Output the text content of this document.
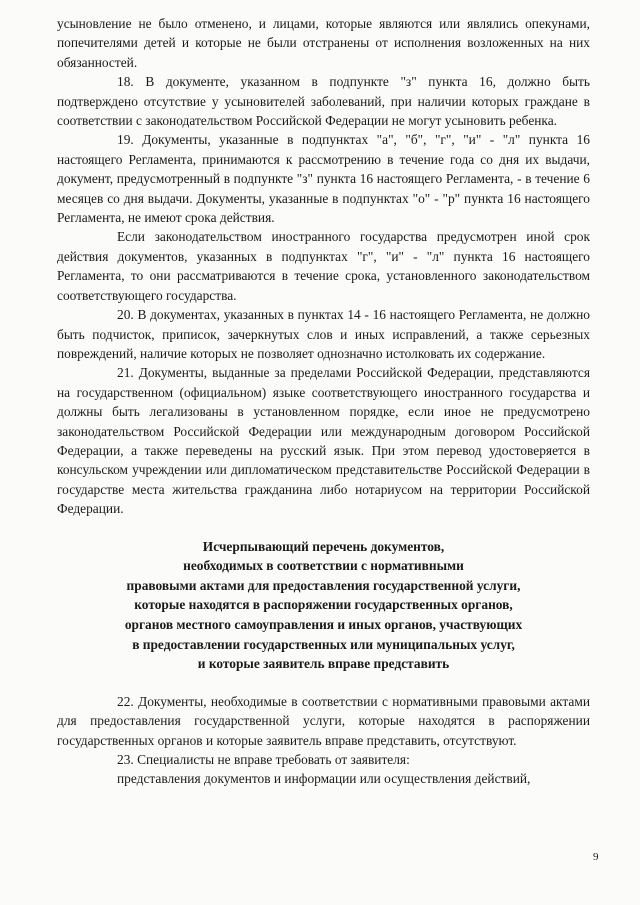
усыновление не было отменено, и лицами, которые являются или являлись опекунами, попечителями детей и которые не были отстранены от исполнения возложенных на них обязанностей.

18. В документе, указанном в подпункте "з" пункта 16, должно быть подтверждено отсутствие у усыновителей заболеваний, при наличии которых граждане в соответствии с законодательством Российской Федерации не могут усыновить ребенка.

19. Документы, указанные в подпунктах "а", "б", "г", "и" - "л" пункта 16 настоящего Регламента, принимаются к рассмотрению в течение года со дня их выдачи, документ, предусмотренный в подпункте "з" пункта 16 настоящего Регламента, - в течение 6 месяцев со дня выдачи. Документы, указанные в подпунктах "о" - "р" пункта 16 настоящего Регламента, не имеют срока действия.

Если законодательством иностранного государства предусмотрен иной срок действия документов, указанных в подпунктах "г", "и" - "л" пункта 16 настоящего Регламента, то они рассматриваются в течение срока, установленного законодательством соответствующего государства.

20. В документах, указанных в пунктах 14 - 16 настоящего Регламента, не должно быть подчисток, приписок, зачеркнутых слов и иных исправлений, а также серьезных повреждений, наличие которых не позволяет однозначно истолковать их содержание.

21. Документы, выданные за пределами Российской Федерации, представляются на государственном (официальном) языке соответствующего иностранного государства и должны быть легализованы в установленном порядке, если иное не предусмотрено законодательством Российской Федерации или международным договором Российской Федерации, а также переведены на русский язык. При этом перевод удостоверяется в консульском учреждении или дипломатическом представительстве Российской Федерации в государстве места жительства гражданина либо нотариусом на территории Российской Федерации.

Исчерпывающий перечень документов,
необходимых в соответствии с нормативными
правовыми актами для предоставления государственной услуги,
которые находятся в распоряжении государственных органов,
органов местного самоуправления и иных органов, участвующих
в предоставлении государственных или муниципальных услуг,
и которые заявитель вправе представить

22. Документы, необходимые в соответствии с нормативными правовыми актами для предоставления государственной услуги, которые находятся в распоряжении государственных органов и которые заявитель вправе представить, отсутствуют.

23. Специалисты не вправе требовать от заявителя:

представления документов и информации или осуществления действий,

9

Objective:
Working from the material above, state how many lines contain "которые"; give only the number.

Task result:
4